» **Given instruction**
Show, in full, each line of the data that contains "hebt".

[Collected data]
# # # # #

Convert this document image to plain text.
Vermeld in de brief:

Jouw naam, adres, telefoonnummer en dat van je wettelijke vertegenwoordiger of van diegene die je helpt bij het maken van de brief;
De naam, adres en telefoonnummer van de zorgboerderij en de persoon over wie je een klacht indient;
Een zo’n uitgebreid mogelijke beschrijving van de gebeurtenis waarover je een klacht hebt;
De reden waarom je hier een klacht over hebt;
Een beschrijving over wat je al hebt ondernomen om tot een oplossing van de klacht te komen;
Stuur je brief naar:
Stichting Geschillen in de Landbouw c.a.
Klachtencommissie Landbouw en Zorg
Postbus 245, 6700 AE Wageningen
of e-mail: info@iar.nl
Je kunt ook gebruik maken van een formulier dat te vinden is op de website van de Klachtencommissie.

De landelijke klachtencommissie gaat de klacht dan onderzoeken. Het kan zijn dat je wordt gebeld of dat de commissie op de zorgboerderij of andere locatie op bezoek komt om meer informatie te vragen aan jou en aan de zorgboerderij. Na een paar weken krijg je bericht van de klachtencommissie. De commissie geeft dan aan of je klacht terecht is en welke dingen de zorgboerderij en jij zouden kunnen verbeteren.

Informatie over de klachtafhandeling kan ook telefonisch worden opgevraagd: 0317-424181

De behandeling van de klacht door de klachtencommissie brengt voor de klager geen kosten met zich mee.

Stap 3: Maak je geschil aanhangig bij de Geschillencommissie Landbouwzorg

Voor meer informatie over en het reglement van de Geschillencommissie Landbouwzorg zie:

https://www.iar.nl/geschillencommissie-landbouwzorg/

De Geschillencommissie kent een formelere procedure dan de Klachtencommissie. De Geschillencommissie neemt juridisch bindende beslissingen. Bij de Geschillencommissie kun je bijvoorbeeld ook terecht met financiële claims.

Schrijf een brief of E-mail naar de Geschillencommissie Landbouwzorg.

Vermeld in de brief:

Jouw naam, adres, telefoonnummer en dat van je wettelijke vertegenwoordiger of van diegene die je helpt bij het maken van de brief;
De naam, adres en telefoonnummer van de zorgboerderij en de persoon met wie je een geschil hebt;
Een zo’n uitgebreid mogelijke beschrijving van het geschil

# # # # #

» **Result of the task**
Een zo’n uitgebreid mogelijke beschrijving van de gebeurtenis waarover je een klacht hebt;
De reden waarom je hier een klacht over hebt;
Een beschrijving over wat je al hebt ondernomen om tot een oplossing van de klacht te komen;
De naam, adres en telefoonnummer van de zorgboerderij en de persoon met wie je een geschil hebt;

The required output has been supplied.